Work instructions – Print every entry exactly as written.
===== Information provided
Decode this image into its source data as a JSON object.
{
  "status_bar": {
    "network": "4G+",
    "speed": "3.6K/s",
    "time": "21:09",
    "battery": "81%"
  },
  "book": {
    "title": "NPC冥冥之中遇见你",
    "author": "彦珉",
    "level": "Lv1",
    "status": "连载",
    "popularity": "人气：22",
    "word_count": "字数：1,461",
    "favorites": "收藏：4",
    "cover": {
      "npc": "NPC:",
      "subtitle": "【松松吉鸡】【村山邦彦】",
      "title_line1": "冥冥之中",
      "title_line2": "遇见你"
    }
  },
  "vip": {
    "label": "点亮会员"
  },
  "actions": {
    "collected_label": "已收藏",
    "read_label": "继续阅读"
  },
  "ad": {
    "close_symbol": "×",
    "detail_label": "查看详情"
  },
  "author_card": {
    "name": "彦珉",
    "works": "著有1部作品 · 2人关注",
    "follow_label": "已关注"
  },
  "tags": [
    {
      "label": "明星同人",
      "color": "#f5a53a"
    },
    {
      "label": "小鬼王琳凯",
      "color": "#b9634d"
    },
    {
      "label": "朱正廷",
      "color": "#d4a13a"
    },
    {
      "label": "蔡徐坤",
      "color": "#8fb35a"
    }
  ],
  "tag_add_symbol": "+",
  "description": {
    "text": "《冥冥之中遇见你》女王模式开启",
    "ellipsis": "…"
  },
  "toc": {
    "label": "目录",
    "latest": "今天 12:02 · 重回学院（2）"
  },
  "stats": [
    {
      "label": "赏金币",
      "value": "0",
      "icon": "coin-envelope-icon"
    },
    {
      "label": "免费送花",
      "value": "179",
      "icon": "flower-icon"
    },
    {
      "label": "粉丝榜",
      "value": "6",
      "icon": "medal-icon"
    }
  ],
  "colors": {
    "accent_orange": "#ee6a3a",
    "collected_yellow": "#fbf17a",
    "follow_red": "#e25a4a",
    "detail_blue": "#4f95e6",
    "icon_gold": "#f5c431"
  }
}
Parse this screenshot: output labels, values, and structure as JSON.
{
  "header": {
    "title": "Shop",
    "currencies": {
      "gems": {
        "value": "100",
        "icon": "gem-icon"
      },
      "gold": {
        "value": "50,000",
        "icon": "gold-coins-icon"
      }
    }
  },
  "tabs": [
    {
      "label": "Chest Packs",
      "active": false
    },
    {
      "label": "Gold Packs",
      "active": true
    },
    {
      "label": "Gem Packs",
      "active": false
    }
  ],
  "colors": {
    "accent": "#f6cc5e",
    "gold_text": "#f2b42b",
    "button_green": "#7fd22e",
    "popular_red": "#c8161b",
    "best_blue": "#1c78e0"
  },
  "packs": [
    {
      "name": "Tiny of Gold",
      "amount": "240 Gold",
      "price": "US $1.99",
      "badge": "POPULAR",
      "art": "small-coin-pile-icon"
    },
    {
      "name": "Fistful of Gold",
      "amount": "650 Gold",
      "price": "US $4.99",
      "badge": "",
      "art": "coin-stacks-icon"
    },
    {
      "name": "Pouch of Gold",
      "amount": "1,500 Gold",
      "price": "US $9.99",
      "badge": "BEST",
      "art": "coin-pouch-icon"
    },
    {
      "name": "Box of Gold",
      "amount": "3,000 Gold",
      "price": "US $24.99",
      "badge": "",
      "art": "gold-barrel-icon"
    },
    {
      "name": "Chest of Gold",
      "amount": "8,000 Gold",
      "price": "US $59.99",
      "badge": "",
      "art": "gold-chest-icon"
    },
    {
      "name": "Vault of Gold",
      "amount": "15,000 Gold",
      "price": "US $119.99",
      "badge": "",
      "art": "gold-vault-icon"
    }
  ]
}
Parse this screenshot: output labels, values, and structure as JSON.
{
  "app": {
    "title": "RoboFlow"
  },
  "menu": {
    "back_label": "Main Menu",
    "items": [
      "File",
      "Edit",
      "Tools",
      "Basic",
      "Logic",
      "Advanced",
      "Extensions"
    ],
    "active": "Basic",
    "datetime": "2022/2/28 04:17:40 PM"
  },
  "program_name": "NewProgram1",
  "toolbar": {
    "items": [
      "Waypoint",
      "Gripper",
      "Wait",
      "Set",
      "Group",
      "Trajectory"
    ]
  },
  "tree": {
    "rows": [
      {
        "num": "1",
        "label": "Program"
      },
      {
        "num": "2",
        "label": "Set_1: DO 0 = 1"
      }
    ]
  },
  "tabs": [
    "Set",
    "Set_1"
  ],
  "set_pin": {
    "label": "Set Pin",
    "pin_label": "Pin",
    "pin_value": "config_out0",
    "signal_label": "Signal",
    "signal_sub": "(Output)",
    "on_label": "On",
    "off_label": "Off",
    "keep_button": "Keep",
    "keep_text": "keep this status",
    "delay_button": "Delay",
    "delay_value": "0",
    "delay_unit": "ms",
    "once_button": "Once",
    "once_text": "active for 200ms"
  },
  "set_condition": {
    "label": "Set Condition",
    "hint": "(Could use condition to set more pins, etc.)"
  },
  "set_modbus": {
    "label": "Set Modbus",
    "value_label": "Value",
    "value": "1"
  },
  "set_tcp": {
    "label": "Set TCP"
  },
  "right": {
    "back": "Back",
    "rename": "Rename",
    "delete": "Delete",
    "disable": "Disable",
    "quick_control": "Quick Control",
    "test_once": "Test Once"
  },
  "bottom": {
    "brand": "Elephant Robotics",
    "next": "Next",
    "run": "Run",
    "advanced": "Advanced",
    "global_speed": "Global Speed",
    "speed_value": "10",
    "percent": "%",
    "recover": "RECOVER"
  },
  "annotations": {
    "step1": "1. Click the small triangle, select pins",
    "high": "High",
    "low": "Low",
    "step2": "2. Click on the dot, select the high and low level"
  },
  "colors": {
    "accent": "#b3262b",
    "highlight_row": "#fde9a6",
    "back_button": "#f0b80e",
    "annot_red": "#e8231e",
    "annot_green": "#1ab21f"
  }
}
==========
Reply –
Decode this image into its source data as a JSON object.
{
  "status_bar": {
    "network": "4G+",
    "speed": "3.6K/s",
    "time": "21:09",
    "battery": "81%"
  },
  "book": {
    "title": "NPC冥冥之中遇见你",
    "author": "彦珉",
    "level": "Lv1",
    "status": "连载",
    "popularity": "人气：22",
    "word_count": "字数：1,461",
    "favorites": "收藏：4",
    "cover": {
      "npc": "NPC:",
      "subtitle": "【松松吉鸡】【村山邦彦】",
      "title_line1": "冥冥之中",
      "title_line2": "遇见你"
    }
  },
  "vip": {
    "label": "点亮会员"
  },
  "actions": {
    "collected_label": "已收藏",
    "read_label": "继续阅读"
  },
  "ad": {
    "close_symbol": "×",
    "detail_label": "查看详情"
  },
  "author_card": {
    "name": "彦珉",
    "works": "著有1部作品 · 2人关注",
    "follow_label": "已关注"
  },
  "tags": [
    {
      "label": "明星同人",
      "color": "#f5a53a"
    },
    {
      "label": "小鬼王琳凯",
      "color": "#b9634d"
    },
    {
      "label": "朱正廷",
      "color": "#d4a13a"
    },
    {
      "label": "蔡徐坤",
      "color": "#8fb35a"
    }
  ],
  "tag_add_symbol": "+",
  "description": {
    "text": "《冥冥之中遇见你》女王模式开启",
    "ellipsis": "…"
  },
  "toc": {
    "label": "目录",
    "latest": "今天 12:02 · 重回学院（2）"
  },
  "stats": [
    {
      "label": "赏金币",
      "value": "0",
      "icon": "coin-envelope-icon"
    },
    {
      "label": "免费送花",
      "value": "179",
      "icon": "flower-icon"
    },
    {
      "label": "粉丝榜",
      "value": "6",
      "icon": "medal-icon"
    }
  ],
  "colors": {
    "accent_orange": "#ee6a3a",
    "collected_yellow": "#fbf17a",
    "follow_red": "#e25a4a",
    "detail_blue": "#4f95e6",
    "icon_gold": "#f5c431"
  }
}
Parse this screenshot: output labels, values, and structure as JSON.
{
  "header": {
    "title": "Shop",
    "currencies": {
      "gems": {
        "value": "100",
        "icon": "gem-icon"
      },
      "gold": {
        "value": "50,000",
        "icon": "gold-coins-icon"
      }
    }
  },
  "tabs": [
    {
      "label": "Chest Packs",
      "active": false
    },
    {
      "label": "Gold Packs",
      "active": true
    },
    {
      "label": "Gem Packs",
      "active": false
    }
  ],
  "colors": {
    "accent": "#f6cc5e",
    "gold_text": "#f2b42b",
    "button_green": "#7fd22e",
    "popular_red": "#c8161b",
    "best_blue": "#1c78e0"
  },
  "packs": [
    {
      "name": "Tiny of Gold",
      "amount": "240 Gold",
      "price": "US $1.99",
      "badge": "POPULAR",
      "art": "small-coin-pile-icon"
    },
    {
      "name": "Fistful of Gold",
      "amount": "650 Gold",
      "price": "US $4.99",
      "badge": "",
      "art": "coin-stacks-icon"
    },
    {
      "name": "Pouch of Gold",
      "amount": "1,500 Gold",
      "price": "US $9.99",
      "badge": "BEST",
      "art": "coin-pouch-icon"
    },
    {
      "name": "Box of Gold",
      "amount": "3,000 Gold",
      "price": "US $24.99",
      "badge": "",
      "art": "gold-barrel-icon"
    },
    {
      "name": "Chest of Gold",
      "amount": "8,000 Gold",
      "price": "US $59.99",
      "badge": "",
      "art": "gold-chest-icon"
    },
    {
      "name": "Vault of Gold",
      "amount": "15,000 Gold",
      "price": "US $119.99",
      "badge": "",
      "art": "gold-vault-icon"
    }
  ]
}
Parse this screenshot: output labels, values, and structure as JSON.
{
  "app": {
    "title": "RoboFlow"
  },
  "menu": {
    "back_label": "Main Menu",
    "items": [
      "File",
      "Edit",
      "Tools",
      "Basic",
      "Logic",
      "Advanced",
      "Extensions"
    ],
    "active": "Basic",
    "datetime": "2022/2/28 04:17:40 PM"
  },
  "program_name": "NewProgram1",
  "toolbar": {
    "items": [
      "Waypoint",
      "Gripper",
      "Wait",
      "Set",
      "Group",
      "Trajectory"
    ]
  },
  "tree": {
    "rows": [
      {
        "num": "1",
        "label": "Program"
      },
      {
        "num": "2",
        "label": "Set_1: DO 0 = 1"
      }
    ]
  },
  "tabs": [
    "Set",
    "Set_1"
  ],
  "set_pin": {
    "label": "Set Pin",
    "pin_label": "Pin",
    "pin_value": "config_out0",
    "signal_label": "Signal",
    "signal_sub": "(Output)",
    "on_label": "On",
    "off_label": "Off",
    "keep_button": "Keep",
    "keep_text": "keep this status",
    "delay_button": "Delay",
    "delay_value": "0",
    "delay_unit": "ms",
    "once_button": "Once",
    "once_text": "active for 200ms"
  },
  "set_condition": {
    "label": "Set Condition",
    "hint": "(Could use condition to set more pins, etc.)"
  },
  "set_modbus": {
    "label": "Set Modbus",
    "value_label": "Value",
    "value": "1"
  },
  "set_tcp": {
    "label": "Set TCP"
  },
  "right": {
    "back": "Back",
    "rename": "Rename",
    "delete": "Delete",
    "disable": "Disable",
    "quick_control": "Quick Control",
    "test_once": "Test Once"
  },
  "bottom": {
    "brand": "Elephant Robotics",
    "next": "Next",
    "run": "Run",
    "advanced": "Advanced",
    "global_speed": "Global Speed",
    "speed_value": "10",
    "percent": "%",
    "recover": "RECOVER"
  },
  "annotations": {
    "step1": "1. Click the small triangle, select pins",
    "high": "High",
    "low": "Low",
    "step2": "2. Click on the dot, select the high and low level"
  },
  "colors": {
    "accent": "#b3262b",
    "highlight_row": "#fde9a6",
    "back_button": "#f0b80e",
    "annot_red": "#e8231e",
    "annot_green": "#1ab21f"
  }
}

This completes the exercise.